→ Task requirements: Repeat each entry in full, exactly.

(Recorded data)
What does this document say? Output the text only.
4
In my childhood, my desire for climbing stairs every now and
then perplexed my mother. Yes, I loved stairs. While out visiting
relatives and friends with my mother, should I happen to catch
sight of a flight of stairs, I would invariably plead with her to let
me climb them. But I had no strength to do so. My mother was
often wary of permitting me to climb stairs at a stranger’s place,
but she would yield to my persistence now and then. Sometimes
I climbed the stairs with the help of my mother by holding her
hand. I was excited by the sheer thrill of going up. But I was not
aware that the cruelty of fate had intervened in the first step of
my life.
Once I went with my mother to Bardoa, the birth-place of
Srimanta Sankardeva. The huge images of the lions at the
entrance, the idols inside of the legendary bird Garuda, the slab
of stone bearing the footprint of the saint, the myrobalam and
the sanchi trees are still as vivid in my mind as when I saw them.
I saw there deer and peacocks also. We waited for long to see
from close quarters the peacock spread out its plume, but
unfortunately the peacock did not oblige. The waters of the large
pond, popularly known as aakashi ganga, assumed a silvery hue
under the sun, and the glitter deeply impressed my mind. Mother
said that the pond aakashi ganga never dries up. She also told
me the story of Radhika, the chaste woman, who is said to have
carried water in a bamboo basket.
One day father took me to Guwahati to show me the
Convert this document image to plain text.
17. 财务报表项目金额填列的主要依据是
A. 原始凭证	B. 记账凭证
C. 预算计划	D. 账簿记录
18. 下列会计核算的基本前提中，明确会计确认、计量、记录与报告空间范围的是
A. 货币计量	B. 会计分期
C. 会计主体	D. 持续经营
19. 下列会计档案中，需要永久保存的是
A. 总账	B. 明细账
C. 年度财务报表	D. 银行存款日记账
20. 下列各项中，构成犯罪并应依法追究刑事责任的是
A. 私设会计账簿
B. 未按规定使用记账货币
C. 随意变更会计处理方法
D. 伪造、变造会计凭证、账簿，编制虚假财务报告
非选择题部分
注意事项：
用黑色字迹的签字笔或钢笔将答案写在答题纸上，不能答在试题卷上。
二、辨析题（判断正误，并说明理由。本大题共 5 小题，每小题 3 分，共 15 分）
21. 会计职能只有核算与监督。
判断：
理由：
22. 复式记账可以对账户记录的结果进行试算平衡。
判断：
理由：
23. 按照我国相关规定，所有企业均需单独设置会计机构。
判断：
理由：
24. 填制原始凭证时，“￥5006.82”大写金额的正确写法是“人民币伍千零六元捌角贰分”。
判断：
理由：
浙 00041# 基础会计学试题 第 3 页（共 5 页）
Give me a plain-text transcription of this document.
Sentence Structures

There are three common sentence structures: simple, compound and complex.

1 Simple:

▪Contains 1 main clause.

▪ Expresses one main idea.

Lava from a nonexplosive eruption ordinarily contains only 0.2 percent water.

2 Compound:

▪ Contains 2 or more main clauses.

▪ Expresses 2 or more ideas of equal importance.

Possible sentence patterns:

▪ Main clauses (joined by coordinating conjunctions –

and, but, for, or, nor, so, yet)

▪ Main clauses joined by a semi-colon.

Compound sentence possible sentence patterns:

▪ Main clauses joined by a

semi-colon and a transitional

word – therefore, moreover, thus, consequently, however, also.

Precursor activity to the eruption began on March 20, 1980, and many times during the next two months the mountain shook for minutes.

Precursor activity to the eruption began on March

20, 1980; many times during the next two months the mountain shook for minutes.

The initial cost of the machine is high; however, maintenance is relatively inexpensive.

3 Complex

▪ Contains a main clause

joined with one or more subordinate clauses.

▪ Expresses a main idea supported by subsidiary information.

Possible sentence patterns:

→ Completed task:
What does this document say? Output the text only.
4
In my childhood, my desire for climbing stairs every now and
then perplexed my mother. Yes, I loved stairs. While out visiting
relatives and friends with my mother, should I happen to catch
sight of a flight of stairs, I would invariably plead with her to let
me climb them. But I had no strength to do so. My mother was
often wary of permitting me to climb stairs at a stranger’s place,
but she would yield to my persistence now and then. Sometimes
I climbed the stairs with the help of my mother by holding her
hand. I was excited by the sheer thrill of going up. But I was not
aware that the cruelty of fate had intervened in the first step of
my life.
Once I went with my mother to Bardoa, the birth-place of
Srimanta Sankardeva. The huge images of the lions at the
entrance, the idols inside of the legendary bird Garuda, the slab
of stone bearing the footprint of the saint, the myrobalam and
the sanchi trees are still as vivid in my mind as when I saw them.
I saw there deer and peacocks also. We waited for long to see
from close quarters the peacock spread out its plume, but
unfortunately the peacock did not oblige. The waters of the large
pond, popularly known as aakashi ganga, assumed a silvery hue
under the sun, and the glitter deeply impressed my mind. Mother
said that the pond aakashi ganga never dries up. She also told
me the story of Radhika, the chaste woman, who is said to have
carried water in a bamboo basket.
One day father took me to Guwahati to show me the
Convert this document image to plain text.
17. 财务报表项目金额填列的主要依据是
A. 原始凭证	B. 记账凭证
C. 预算计划	D. 账簿记录
18. 下列会计核算的基本前提中，明确会计确认、计量、记录与报告空间范围的是
A. 货币计量	B. 会计分期
C. 会计主体	D. 持续经营
19. 下列会计档案中，需要永久保存的是
A. 总账	B. 明细账
C. 年度财务报表	D. 银行存款日记账
20. 下列各项中，构成犯罪并应依法追究刑事责任的是
A. 私设会计账簿
B. 未按规定使用记账货币
C. 随意变更会计处理方法
D. 伪造、变造会计凭证、账簿，编制虚假财务报告
非选择题部分
注意事项：
用黑色字迹的签字笔或钢笔将答案写在答题纸上，不能答在试题卷上。
二、辨析题（判断正误，并说明理由。本大题共 5 小题，每小题 3 分，共 15 分）
21. 会计职能只有核算与监督。
判断：
理由：
22. 复式记账可以对账户记录的结果进行试算平衡。
判断：
理由：
23. 按照我国相关规定，所有企业均需单独设置会计机构。
判断：
理由：
24. 填制原始凭证时，“￥5006.82”大写金额的正确写法是“人民币伍千零六元捌角贰分”。
判断：
理由：
浙 00041# 基础会计学试题 第 3 页（共 5 页）
Give me a plain-text transcription of this document.
Sentence Structures

There are three common sentence structures: simple, compound and complex.

1 Simple:

▪Contains 1 main clause.

▪ Expresses one main idea.

Lava from a nonexplosive eruption ordinarily contains only 0.2 percent water.

2 Compound:

▪ Contains 2 or more main clauses.

▪ Expresses 2 or more ideas of equal importance.

Possible sentence patterns:

▪ Main clauses (joined by coordinating conjunctions –

and, but, for, or, nor, so, yet)

▪ Main clauses joined by a semi-colon.

Compound sentence possible sentence patterns:

▪ Main clauses joined by a

semi-colon and a transitional

word – therefore, moreover, thus, consequently, however, also.

Precursor activity to the eruption began on March 20, 1980, and many times during the next two months the mountain shook for minutes.

Precursor activity to the eruption began on March

20, 1980; many times during the next two months the mountain shook for minutes.

The initial cost of the machine is high; however, maintenance is relatively inexpensive.

3 Complex

▪ Contains a main clause

joined with one or more subordinate clauses.

▪ Expresses a main idea supported by subsidiary information.

Possible sentence patterns:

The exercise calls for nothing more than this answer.